What to work on
Return a copy of each line that holds the string "Direct".

◇ ◇ ◇ ◇ ◇

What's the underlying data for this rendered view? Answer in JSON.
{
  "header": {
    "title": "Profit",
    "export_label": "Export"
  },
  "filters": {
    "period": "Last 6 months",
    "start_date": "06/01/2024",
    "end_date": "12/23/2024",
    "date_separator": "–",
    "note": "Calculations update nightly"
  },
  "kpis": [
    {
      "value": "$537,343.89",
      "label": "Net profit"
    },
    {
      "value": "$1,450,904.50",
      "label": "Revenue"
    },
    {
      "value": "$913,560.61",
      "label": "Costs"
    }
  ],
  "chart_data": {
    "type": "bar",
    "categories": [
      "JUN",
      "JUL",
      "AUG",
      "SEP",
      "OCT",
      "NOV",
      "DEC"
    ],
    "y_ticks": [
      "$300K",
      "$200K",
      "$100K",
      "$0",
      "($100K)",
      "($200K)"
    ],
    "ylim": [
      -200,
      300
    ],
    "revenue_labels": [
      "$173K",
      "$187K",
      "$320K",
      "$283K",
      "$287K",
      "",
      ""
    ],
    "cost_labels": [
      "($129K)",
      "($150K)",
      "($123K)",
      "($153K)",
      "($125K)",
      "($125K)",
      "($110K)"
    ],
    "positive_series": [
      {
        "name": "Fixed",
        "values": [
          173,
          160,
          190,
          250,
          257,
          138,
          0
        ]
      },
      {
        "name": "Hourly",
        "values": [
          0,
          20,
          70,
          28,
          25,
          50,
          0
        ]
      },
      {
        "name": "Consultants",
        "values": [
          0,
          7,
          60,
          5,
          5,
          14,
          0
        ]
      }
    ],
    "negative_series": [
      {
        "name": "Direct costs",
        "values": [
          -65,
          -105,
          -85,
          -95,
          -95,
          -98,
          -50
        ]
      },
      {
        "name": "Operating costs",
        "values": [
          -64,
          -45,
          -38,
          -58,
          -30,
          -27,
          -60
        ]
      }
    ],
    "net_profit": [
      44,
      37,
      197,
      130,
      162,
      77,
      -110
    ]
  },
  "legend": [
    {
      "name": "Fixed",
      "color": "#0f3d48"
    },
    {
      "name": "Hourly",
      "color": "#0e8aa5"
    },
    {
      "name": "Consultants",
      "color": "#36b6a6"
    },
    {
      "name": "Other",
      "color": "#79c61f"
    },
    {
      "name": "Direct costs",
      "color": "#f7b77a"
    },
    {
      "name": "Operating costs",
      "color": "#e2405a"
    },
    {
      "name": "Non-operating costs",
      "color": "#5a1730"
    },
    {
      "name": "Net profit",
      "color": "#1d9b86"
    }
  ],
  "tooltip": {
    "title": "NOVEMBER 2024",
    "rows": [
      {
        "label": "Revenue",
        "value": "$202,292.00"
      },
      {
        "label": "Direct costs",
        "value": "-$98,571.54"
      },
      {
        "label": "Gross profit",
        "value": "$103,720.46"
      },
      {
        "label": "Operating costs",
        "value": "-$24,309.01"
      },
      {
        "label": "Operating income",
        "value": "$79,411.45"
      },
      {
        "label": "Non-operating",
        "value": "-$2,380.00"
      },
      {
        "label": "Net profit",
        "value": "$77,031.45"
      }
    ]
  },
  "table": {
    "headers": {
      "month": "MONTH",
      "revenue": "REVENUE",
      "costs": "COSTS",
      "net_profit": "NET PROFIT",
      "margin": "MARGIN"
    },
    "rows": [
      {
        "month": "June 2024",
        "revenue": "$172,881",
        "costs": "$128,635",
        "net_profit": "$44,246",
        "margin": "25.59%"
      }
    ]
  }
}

◇ ◇ ◇ ◇ ◇

Output of the exercise
        "name": "Direct costs",
      "name": "Direct costs",
        "label": "Direct costs",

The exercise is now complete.